EXCERPT PROVIDED:
====================
New Times / Art
The following articles were printed from New Times [newtimesslo.com] - Volume 29, Issue 3
The Tedeschi Trucks Bands thrills a nearly full house at Vina Robles Amphitheatre on Aug. 9!
By GLEN STARKEY
After a couple rounds at my favorite Paso dive bar, the Pine Street Saloon, and dinner at my favorite Paso Thai place, Basil, my wife Anna, New Times owners Bob and Cindy Rucker, and I head to Vina Robles for what I’ve guaranteed Bob and Cindy will be an incredible concert by opener, the Jackie Greene Band, and headliner, the Tedeschi Trucks Band.
It’s about 75 degrees, clear, and one day before the moon is full. Ahhhwoooo! I can feel the electricity in the hot Paso Robles air! After making our way to New Times’ box seats (I am not worthy! But I’ll take it!), we order a few drinks and settle in as Jackie Greene is getting the crowd warmed up. After moving from the guitar to keys, he and his band launch into some soul sounds, with Greene on the Hammond B-3, where he’s delivering the groove grease! Greene, who last year was recruited into the reactivated Black Crowes to play lead guitar, plays both electric and acoustic as well as harmonica, and we see it all happening before us. He closes his set with “Like a Ball and Chain,” and the crowd leaps to its feet. We’re well on our way to a magical music night!
About 20 minutes later, Vina Robles’ crack team of stagehands has transitioned the stage for the massive 11-piece Tedeschi Trucks Band, and as they make their way out, the murmuring crowd grows animated, and bursts into applause with the downbeat.
====================
PROVIDED DATA:
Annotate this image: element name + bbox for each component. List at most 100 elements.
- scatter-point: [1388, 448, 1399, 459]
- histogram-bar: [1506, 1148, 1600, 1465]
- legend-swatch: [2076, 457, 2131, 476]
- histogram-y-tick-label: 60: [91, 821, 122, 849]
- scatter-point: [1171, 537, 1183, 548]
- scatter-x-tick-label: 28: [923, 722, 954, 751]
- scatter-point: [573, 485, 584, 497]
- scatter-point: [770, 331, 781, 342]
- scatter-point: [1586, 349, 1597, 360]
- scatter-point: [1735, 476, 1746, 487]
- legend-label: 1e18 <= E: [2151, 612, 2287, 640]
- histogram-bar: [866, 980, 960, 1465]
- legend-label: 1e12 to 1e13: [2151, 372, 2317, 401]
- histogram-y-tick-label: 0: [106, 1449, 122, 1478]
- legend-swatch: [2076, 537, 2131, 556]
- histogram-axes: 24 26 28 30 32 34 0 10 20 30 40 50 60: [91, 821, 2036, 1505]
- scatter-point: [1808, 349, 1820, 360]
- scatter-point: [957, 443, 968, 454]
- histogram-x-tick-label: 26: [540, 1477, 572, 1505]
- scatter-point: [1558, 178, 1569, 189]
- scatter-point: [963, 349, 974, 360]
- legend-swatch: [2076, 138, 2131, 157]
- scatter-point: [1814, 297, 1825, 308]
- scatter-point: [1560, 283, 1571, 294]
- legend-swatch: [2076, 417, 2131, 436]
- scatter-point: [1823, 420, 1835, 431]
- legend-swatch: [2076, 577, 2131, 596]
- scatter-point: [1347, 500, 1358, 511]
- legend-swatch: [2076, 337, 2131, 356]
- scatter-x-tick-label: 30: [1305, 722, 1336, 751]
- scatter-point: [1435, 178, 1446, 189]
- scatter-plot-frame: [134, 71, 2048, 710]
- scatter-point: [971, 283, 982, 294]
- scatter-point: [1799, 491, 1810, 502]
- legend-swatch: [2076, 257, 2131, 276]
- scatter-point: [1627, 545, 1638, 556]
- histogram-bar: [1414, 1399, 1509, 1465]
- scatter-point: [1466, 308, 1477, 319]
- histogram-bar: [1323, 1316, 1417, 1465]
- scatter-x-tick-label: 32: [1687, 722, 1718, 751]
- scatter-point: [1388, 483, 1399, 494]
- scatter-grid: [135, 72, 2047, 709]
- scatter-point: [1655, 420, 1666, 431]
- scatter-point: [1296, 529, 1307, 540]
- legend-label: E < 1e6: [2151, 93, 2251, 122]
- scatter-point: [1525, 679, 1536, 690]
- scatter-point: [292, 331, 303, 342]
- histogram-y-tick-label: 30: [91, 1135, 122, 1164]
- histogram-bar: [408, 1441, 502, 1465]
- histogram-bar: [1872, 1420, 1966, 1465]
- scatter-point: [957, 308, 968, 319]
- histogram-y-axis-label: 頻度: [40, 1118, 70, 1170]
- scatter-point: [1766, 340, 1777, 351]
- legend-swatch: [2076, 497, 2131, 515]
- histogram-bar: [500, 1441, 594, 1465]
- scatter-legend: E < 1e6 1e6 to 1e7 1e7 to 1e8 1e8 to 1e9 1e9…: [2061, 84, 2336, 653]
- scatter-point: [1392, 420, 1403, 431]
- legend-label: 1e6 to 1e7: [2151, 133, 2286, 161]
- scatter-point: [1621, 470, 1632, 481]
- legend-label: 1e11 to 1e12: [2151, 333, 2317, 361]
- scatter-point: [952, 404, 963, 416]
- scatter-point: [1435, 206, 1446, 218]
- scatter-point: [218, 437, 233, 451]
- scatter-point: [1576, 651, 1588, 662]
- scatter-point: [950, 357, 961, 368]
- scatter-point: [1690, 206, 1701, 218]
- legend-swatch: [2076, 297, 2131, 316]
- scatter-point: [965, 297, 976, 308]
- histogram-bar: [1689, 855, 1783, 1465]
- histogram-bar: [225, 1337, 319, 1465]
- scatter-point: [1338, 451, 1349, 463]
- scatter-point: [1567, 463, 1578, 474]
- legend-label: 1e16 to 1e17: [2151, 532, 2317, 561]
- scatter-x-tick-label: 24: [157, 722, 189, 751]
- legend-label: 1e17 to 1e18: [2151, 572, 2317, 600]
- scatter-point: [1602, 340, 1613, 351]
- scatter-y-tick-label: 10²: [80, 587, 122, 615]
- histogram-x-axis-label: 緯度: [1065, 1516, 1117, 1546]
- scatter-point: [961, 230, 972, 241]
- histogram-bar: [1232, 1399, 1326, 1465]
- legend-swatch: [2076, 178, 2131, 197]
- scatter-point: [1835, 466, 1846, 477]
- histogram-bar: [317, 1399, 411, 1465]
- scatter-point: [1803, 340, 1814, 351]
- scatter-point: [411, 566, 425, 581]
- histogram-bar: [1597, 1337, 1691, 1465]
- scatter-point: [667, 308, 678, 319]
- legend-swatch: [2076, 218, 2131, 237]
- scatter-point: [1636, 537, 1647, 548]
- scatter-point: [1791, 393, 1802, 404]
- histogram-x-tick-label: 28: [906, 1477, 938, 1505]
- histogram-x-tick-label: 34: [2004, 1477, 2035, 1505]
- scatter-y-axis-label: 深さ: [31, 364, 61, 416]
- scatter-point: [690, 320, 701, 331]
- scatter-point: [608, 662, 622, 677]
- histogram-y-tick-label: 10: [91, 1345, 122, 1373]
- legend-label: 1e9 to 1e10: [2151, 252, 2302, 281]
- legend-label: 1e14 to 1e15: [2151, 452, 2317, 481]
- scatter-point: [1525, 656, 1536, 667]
====================
PROBLEM:
For each statement, say yes or no according to the concert review and quote the words of the text that settle it: 1. Jackie Greene was brought into the reactivated Black Crowes as lead guitarist. 2. The evening temperature was about 85 degrees. 3. The stage changeover before the headliner took about 30 minutes. The records can be set aside, since nothing here depends on them.

WRITTEN SOLUTION:
1. Yes: "Greene, who last year was recruited into the reactivated Black Crowes to play lead guitar"
2. No: "It’s about 75 degrees"
3. No: "About 20 minutes later"